#### Given task
Work out the number of lines with "tools" in them. Reply with that number and no other words.

====

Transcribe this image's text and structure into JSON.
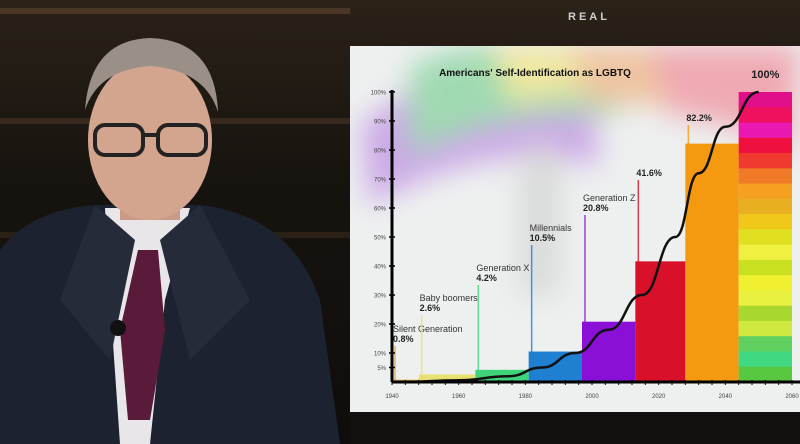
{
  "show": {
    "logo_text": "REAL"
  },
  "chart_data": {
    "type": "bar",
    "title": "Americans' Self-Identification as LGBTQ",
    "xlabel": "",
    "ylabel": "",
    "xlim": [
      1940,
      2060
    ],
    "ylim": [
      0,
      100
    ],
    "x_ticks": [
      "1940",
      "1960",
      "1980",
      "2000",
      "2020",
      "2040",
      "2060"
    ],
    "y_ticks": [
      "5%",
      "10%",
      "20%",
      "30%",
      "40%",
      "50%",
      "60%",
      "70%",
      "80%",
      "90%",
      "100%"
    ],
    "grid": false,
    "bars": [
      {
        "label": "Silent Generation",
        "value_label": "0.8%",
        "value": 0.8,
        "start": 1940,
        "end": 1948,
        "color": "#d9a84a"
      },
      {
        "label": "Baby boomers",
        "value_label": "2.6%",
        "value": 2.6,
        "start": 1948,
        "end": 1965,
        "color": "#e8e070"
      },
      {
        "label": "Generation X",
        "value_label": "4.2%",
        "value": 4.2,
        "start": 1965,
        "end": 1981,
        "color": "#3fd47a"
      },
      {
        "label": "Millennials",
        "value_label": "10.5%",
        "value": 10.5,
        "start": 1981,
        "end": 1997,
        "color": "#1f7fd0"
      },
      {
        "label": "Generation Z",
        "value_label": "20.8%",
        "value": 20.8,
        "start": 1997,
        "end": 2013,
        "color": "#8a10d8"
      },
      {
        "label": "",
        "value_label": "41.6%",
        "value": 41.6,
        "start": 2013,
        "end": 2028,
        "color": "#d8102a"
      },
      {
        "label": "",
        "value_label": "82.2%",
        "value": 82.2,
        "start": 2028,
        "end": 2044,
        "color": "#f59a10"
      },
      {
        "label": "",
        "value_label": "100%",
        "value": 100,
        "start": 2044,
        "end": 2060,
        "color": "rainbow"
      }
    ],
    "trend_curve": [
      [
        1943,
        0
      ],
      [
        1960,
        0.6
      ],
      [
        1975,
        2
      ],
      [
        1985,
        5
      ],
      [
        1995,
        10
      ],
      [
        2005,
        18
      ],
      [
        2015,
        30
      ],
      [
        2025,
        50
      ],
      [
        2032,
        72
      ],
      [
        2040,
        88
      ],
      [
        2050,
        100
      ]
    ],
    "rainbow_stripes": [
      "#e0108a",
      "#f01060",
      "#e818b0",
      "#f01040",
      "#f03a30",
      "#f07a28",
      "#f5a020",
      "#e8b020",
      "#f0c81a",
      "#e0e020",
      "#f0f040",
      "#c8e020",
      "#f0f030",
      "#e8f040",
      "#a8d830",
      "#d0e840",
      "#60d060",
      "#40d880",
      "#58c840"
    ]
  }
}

====

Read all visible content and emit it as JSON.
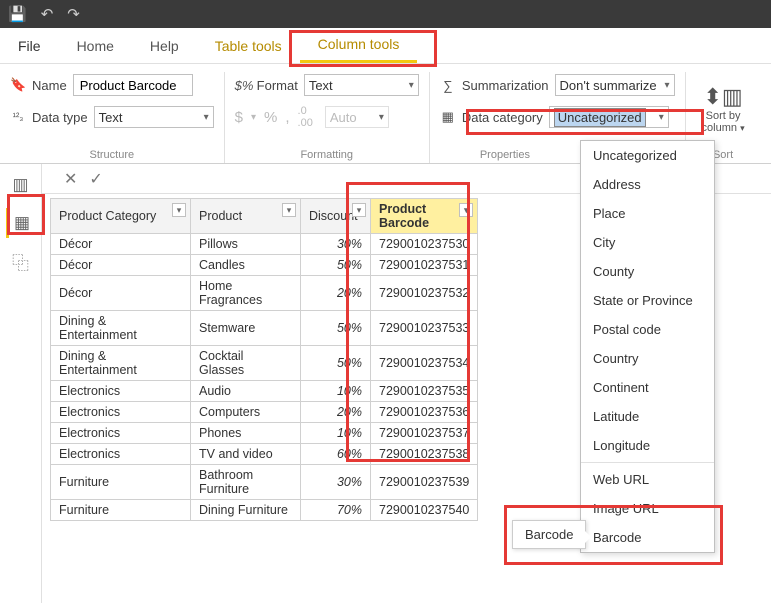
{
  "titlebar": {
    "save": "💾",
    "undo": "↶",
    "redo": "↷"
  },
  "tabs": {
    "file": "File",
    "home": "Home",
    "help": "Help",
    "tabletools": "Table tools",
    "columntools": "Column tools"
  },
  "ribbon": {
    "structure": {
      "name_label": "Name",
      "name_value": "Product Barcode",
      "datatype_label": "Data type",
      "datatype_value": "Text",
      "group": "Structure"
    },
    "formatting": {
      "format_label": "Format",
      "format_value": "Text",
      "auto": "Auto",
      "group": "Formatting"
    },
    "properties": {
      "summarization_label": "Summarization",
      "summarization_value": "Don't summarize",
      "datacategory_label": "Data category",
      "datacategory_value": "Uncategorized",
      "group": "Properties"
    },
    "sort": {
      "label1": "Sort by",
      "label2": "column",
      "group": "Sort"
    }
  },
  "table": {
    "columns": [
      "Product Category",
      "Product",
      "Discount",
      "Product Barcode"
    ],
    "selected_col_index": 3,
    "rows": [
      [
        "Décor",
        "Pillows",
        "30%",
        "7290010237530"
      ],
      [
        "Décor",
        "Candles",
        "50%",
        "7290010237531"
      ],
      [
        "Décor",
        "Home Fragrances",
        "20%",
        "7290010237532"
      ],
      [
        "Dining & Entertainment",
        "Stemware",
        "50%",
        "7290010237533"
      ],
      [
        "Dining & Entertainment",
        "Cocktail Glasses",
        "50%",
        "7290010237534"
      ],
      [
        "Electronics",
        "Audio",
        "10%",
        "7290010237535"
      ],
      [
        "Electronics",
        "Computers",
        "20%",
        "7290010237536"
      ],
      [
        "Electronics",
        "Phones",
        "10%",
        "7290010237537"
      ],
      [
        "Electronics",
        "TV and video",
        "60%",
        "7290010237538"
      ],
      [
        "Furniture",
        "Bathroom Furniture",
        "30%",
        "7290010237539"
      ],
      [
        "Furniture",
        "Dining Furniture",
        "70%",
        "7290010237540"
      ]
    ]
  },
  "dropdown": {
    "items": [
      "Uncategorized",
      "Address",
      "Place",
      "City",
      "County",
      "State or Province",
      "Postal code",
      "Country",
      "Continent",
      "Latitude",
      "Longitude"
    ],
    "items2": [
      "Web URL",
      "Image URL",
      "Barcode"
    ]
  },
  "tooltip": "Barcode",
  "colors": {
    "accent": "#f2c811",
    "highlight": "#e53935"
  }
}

====

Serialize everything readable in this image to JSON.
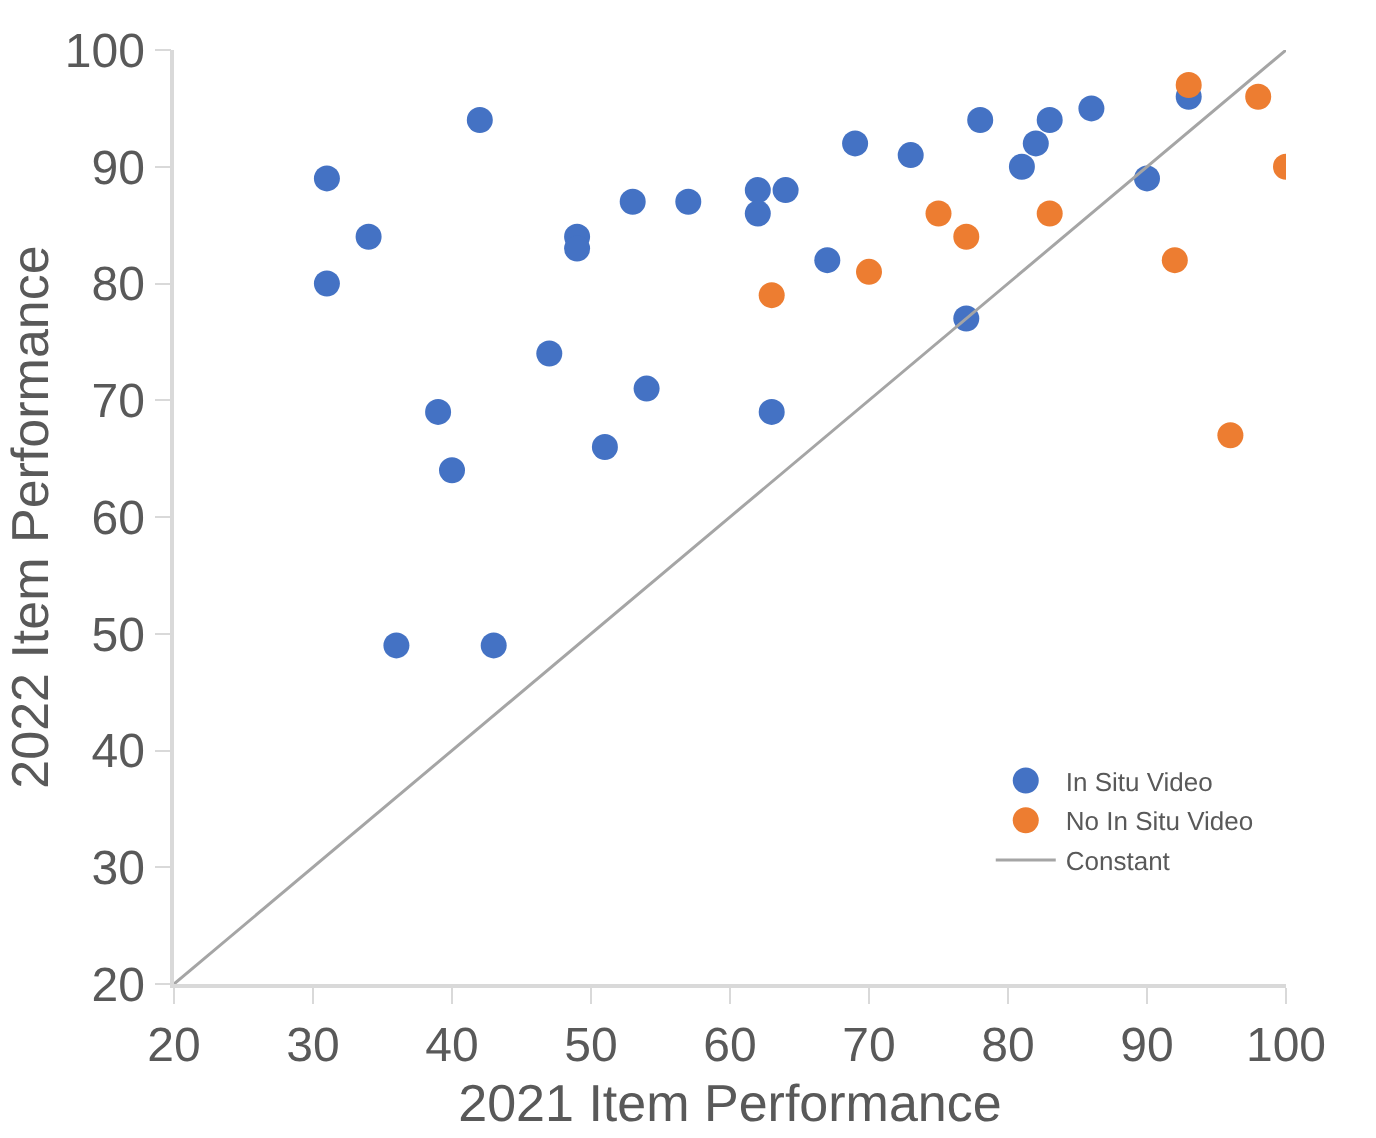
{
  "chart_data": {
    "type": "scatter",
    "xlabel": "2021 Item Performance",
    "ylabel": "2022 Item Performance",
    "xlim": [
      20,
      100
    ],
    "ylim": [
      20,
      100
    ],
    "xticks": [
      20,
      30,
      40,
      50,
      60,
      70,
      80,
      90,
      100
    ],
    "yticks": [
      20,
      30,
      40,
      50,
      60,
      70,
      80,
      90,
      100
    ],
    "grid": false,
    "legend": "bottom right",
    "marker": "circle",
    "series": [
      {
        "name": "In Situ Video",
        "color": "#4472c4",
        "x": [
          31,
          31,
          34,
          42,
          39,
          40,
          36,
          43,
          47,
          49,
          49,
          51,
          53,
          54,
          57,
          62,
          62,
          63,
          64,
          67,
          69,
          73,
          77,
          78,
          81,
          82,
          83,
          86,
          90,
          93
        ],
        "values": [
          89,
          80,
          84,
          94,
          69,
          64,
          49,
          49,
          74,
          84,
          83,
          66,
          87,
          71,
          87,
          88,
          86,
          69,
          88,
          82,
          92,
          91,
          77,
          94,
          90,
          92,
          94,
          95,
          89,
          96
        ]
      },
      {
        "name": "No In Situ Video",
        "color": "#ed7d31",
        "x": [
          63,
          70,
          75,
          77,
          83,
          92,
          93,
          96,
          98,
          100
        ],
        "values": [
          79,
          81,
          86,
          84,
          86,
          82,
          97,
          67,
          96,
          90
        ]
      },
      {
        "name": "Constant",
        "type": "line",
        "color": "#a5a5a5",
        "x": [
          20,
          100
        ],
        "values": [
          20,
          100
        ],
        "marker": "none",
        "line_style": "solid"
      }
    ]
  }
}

====

#### Written response
2